### DATA TO USE
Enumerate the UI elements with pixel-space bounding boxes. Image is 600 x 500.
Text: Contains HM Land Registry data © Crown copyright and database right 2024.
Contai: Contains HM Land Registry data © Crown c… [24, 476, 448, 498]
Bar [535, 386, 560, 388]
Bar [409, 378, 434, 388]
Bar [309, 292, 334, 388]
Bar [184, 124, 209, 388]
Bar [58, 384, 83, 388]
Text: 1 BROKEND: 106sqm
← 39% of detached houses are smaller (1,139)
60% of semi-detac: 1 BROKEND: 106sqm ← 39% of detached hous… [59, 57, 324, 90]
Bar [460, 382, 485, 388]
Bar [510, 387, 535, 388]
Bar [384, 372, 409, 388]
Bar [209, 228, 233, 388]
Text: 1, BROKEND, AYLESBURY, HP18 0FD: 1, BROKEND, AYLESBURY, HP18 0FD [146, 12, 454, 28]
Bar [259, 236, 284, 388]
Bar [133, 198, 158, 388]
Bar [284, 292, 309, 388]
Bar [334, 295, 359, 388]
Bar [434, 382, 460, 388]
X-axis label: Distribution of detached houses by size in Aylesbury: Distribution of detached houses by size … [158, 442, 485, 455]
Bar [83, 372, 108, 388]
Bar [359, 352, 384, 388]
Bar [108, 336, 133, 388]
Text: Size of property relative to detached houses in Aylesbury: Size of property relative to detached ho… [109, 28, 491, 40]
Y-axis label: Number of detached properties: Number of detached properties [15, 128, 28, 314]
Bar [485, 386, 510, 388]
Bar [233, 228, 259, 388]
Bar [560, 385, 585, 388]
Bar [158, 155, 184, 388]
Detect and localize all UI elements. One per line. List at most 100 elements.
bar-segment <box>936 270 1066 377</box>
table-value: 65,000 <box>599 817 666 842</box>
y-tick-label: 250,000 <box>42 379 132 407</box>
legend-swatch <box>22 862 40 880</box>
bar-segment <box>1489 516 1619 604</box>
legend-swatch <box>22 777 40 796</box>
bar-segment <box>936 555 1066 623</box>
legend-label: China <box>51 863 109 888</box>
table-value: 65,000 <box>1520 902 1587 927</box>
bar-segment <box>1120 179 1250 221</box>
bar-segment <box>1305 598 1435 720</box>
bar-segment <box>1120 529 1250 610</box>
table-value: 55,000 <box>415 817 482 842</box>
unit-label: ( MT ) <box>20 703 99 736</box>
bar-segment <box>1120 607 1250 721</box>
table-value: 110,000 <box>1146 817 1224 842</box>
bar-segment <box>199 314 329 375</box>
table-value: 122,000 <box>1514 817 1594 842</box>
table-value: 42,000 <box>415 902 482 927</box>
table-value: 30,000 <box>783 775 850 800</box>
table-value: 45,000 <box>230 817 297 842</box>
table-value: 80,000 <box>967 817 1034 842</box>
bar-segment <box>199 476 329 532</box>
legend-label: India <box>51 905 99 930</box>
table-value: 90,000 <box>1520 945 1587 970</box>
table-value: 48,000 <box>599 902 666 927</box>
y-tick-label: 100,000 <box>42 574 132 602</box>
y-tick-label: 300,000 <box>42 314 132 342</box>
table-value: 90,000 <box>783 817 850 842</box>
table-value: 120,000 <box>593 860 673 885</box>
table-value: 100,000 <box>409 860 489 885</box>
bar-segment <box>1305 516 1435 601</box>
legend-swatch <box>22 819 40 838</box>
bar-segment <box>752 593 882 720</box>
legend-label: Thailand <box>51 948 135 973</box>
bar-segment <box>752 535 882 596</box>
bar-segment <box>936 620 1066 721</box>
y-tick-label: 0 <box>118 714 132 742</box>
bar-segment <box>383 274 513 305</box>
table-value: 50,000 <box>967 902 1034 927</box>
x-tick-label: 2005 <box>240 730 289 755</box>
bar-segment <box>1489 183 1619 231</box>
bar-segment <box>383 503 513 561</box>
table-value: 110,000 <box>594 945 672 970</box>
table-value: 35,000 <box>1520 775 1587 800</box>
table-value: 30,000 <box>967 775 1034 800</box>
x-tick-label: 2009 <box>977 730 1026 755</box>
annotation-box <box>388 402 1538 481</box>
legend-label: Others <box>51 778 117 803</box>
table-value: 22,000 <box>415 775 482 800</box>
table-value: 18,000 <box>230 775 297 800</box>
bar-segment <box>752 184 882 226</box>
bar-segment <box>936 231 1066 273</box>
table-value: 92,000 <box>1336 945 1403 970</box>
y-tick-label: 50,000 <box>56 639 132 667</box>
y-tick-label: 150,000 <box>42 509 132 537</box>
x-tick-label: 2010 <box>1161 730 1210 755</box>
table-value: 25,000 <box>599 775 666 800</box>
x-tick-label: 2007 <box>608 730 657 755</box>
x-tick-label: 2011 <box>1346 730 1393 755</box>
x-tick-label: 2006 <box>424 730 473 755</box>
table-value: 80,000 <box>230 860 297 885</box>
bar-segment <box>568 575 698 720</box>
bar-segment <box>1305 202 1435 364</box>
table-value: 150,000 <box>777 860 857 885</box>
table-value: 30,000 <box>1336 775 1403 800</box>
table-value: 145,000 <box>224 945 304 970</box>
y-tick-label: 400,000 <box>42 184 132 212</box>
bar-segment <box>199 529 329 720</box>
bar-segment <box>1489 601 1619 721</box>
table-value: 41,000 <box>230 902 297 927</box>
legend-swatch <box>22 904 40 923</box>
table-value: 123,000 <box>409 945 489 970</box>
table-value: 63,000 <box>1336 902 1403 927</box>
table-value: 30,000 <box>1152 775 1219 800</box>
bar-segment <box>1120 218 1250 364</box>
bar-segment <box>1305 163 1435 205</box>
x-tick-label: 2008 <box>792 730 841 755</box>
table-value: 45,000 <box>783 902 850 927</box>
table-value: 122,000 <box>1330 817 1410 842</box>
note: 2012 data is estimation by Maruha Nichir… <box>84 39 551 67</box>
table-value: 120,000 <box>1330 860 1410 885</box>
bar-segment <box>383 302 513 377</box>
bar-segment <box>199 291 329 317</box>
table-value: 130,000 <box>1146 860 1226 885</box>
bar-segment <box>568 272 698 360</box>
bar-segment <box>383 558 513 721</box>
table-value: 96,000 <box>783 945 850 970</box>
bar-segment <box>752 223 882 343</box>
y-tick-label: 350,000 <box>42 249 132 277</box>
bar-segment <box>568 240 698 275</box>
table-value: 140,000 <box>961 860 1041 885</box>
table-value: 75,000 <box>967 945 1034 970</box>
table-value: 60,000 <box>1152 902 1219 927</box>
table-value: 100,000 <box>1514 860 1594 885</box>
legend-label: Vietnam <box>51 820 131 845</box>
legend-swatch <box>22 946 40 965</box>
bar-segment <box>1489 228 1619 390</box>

### TASK
Copy out every one of the rows above word for word, keeping each line as it is.

### ANSWER TO THIS PROBLEM
Enumerate the UI elements with pixel-space bounding boxes. Image is 600 x 500.
Text: Contains HM Land Registry data © Crown copyright and database right 2024.
Contai: Contains HM Land Registry data © Crown c… [24, 476, 448, 498]
Bar [535, 386, 560, 388]
Bar [409, 378, 434, 388]
Bar [309, 292, 334, 388]
Bar [184, 124, 209, 388]
Bar [58, 384, 83, 388]
Text: 1 BROKEND: 106sqm
← 39% of detached houses are smaller (1,139)
60% of semi-detac: 1 BROKEND: 106sqm ← 39% of detached hous… [59, 57, 324, 90]
Bar [460, 382, 485, 388]
Bar [510, 387, 535, 388]
Bar [384, 372, 409, 388]
Bar [209, 228, 233, 388]
Text: 1, BROKEND, AYLESBURY, HP18 0FD: 1, BROKEND, AYLESBURY, HP18 0FD [146, 12, 454, 28]
Bar [259, 236, 284, 388]
Bar [133, 198, 158, 388]
Bar [284, 292, 309, 388]
Bar [334, 295, 359, 388]
Bar [434, 382, 460, 388]
X-axis label: Distribution of detached houses by size in Aylesbury: Distribution of detached houses by size … [158, 442, 485, 455]
Bar [83, 372, 108, 388]
Bar [359, 352, 384, 388]
Bar [108, 336, 133, 388]
Text: Size of property relative to detached houses in Aylesbury: Size of property relative to detached ho… [109, 28, 491, 40]
Y-axis label: Number of detached properties: Number of detached properties [15, 128, 28, 314]
Bar [485, 386, 510, 388]
Bar [233, 228, 259, 388]
Bar [560, 385, 585, 388]
Bar [158, 155, 184, 388]
Detect and localize all UI elements. One per line. List at most 100 elements.
bar-segment <box>936 270 1066 377</box>
table-value: 65,000 <box>599 817 666 842</box>
y-tick-label: 250,000 <box>42 379 132 407</box>
legend-swatch <box>22 862 40 880</box>
bar-segment <box>1489 516 1619 604</box>
legend-swatch <box>22 777 40 796</box>
bar-segment <box>936 555 1066 623</box>
legend-label: China <box>51 863 109 888</box>
table-value: 65,000 <box>1520 902 1587 927</box>
bar-segment <box>1120 179 1250 221</box>
bar-segment <box>1305 598 1435 720</box>
bar-segment <box>1120 529 1250 610</box>
table-value: 55,000 <box>415 817 482 842</box>
unit-label: ( MT ) <box>20 703 99 736</box>
bar-segment <box>1120 607 1250 721</box>
table-value: 110,000 <box>1146 817 1224 842</box>
bar-segment <box>199 314 329 375</box>
table-value: 122,000 <box>1514 817 1594 842</box>
table-value: 42,000 <box>415 902 482 927</box>
table-value: 30,000 <box>783 775 850 800</box>
table-value: 45,000 <box>230 817 297 842</box>
table-value: 80,000 <box>967 817 1034 842</box>
bar-segment <box>199 476 329 532</box>
legend-label: India <box>51 905 99 930</box>
table-value: 90,000 <box>1520 945 1587 970</box>
table-value: 48,000 <box>599 902 666 927</box>
y-tick-label: 100,000 <box>42 574 132 602</box>
y-tick-label: 300,000 <box>42 314 132 342</box>
table-value: 90,000 <box>783 817 850 842</box>
table-value: 120,000 <box>593 860 673 885</box>
table-value: 100,000 <box>409 860 489 885</box>
bar-segment <box>1305 516 1435 601</box>
legend-swatch <box>22 819 40 838</box>
bar-segment <box>752 593 882 720</box>
legend-label: Thailand <box>51 948 135 973</box>
bar-segment <box>752 535 882 596</box>
bar-segment <box>936 620 1066 721</box>
y-tick-label: 0 <box>118 714 132 742</box>
bar-segment <box>383 274 513 305</box>
table-value: 50,000 <box>967 902 1034 927</box>
x-tick-label: 2005 <box>240 730 289 755</box>
bar-segment <box>1489 183 1619 231</box>
bar-segment <box>383 503 513 561</box>
table-value: 110,000 <box>594 945 672 970</box>
table-value: 35,000 <box>1520 775 1587 800</box>
table-value: 30,000 <box>967 775 1034 800</box>
x-tick-label: 2009 <box>977 730 1026 755</box>
annotation-box <box>388 402 1538 481</box>
legend-label: Others <box>51 778 117 803</box>
table-value: 22,000 <box>415 775 482 800</box>
table-value: 18,000 <box>230 775 297 800</box>
bar-segment <box>752 184 882 226</box>
bar-segment <box>936 231 1066 273</box>
table-value: 92,000 <box>1336 945 1403 970</box>
y-tick-label: 50,000 <box>56 639 132 667</box>
y-tick-label: 150,000 <box>42 509 132 537</box>
x-tick-label: 2010 <box>1161 730 1210 755</box>
table-value: 25,000 <box>599 775 666 800</box>
x-tick-label: 2007 <box>608 730 657 755</box>
x-tick-label: 2011 <box>1346 730 1393 755</box>
x-tick-label: 2006 <box>424 730 473 755</box>
table-value: 80,000 <box>230 860 297 885</box>
bar-segment <box>568 575 698 720</box>
bar-segment <box>1305 202 1435 364</box>
table-value: 150,000 <box>777 860 857 885</box>
table-value: 30,000 <box>1336 775 1403 800</box>
table-value: 145,000 <box>224 945 304 970</box>
y-tick-label: 400,000 <box>42 184 132 212</box>
bar-segment <box>199 529 329 720</box>
bar-segment <box>1489 601 1619 721</box>
table-value: 41,000 <box>230 902 297 927</box>
legend-swatch <box>22 904 40 923</box>
table-value: 123,000 <box>409 945 489 970</box>
table-value: 63,000 <box>1336 902 1403 927</box>
table-value: 30,000 <box>1152 775 1219 800</box>
bar-segment <box>1120 218 1250 364</box>
bar-segment <box>1305 163 1435 205</box>
x-tick-label: 2008 <box>792 730 841 755</box>
table-value: 45,000 <box>783 902 850 927</box>
table-value: 122,000 <box>1330 817 1410 842</box>
note: 2012 data is estimation by Maruha Nichir… <box>84 39 551 67</box>
table-value: 120,000 <box>1330 860 1410 885</box>
bar-segment <box>383 302 513 377</box>
bar-segment <box>199 291 329 317</box>
table-value: 130,000 <box>1146 860 1226 885</box>
bar-segment <box>568 272 698 360</box>
bar-segment <box>383 558 513 721</box>
table-value: 96,000 <box>783 945 850 970</box>
bar-segment <box>752 223 882 343</box>
y-tick-label: 350,000 <box>42 249 132 277</box>
bar-segment <box>568 240 698 275</box>
table-value: 140,000 <box>961 860 1041 885</box>
table-value: 75,000 <box>967 945 1034 970</box>
table-value: 60,000 <box>1152 902 1219 927</box>
table-value: 100,000 <box>1514 860 1594 885</box>
legend-label: Vietnam <box>51 820 131 845</box>
legend-swatch <box>22 946 40 965</box>
bar-segment <box>1489 228 1619 390</box>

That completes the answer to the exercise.